▶ [Direction]: Pick out each line of the records in which the word "Tasa" appears.

▶ [Supplied information]:

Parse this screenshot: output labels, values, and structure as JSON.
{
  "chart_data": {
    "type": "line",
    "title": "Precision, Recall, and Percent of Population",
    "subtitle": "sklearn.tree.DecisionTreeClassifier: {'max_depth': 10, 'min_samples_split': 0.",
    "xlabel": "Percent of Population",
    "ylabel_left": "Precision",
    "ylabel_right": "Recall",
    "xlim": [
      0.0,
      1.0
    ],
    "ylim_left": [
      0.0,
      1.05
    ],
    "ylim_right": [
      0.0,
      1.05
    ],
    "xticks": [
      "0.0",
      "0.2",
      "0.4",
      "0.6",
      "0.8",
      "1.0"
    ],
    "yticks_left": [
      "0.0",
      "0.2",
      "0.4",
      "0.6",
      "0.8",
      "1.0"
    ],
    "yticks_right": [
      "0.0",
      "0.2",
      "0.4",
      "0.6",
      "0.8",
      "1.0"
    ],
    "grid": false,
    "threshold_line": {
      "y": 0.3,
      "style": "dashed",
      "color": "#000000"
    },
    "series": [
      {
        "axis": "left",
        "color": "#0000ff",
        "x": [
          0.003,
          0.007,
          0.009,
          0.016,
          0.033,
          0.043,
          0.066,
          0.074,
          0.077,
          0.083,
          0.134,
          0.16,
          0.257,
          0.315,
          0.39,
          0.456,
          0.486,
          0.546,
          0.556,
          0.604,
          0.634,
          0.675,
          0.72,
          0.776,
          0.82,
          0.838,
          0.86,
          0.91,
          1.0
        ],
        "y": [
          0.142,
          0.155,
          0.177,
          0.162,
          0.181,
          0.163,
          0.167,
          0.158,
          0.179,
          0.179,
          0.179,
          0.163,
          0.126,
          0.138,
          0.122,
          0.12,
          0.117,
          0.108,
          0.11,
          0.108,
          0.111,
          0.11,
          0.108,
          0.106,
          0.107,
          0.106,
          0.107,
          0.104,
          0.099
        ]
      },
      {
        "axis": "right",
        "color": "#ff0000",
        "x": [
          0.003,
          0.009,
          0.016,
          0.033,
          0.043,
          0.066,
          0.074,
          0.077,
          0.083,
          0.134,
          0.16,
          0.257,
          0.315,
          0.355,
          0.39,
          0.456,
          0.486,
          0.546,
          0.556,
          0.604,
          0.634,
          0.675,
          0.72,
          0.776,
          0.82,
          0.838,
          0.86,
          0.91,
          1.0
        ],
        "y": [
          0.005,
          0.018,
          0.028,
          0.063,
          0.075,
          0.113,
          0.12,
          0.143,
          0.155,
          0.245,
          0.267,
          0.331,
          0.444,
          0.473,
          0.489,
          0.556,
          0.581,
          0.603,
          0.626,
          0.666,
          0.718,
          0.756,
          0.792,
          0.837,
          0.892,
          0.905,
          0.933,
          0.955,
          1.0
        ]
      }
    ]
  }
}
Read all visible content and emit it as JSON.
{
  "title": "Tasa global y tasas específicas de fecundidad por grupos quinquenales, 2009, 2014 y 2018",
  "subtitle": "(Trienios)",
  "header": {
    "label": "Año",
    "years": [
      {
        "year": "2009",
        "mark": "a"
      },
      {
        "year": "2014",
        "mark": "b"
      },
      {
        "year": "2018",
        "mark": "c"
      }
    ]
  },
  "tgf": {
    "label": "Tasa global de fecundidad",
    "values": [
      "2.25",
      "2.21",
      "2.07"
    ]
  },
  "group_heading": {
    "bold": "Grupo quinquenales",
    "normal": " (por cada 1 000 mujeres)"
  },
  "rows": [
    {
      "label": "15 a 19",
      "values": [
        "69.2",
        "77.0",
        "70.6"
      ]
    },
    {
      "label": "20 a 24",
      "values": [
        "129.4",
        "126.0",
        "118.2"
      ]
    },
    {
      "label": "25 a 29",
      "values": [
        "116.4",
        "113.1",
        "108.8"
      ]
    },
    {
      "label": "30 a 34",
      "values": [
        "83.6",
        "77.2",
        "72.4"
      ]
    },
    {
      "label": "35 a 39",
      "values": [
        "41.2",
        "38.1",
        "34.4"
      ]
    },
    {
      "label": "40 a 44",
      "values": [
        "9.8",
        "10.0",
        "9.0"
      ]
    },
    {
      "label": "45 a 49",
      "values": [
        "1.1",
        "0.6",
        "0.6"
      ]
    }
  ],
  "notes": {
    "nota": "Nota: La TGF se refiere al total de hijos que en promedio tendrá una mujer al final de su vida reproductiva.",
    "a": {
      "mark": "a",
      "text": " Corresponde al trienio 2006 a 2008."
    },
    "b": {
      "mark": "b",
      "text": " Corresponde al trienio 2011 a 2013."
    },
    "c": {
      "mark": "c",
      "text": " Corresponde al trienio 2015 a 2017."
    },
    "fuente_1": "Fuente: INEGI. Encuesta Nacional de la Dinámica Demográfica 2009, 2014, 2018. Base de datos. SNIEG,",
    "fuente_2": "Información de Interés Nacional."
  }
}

▶ [Expected answer]:
  "title": "Tasa global y tasas específicas de fecundidad por grupos quinquenales, 2009, 2014 y 2018",
    "label": "Tasa global de fecundidad",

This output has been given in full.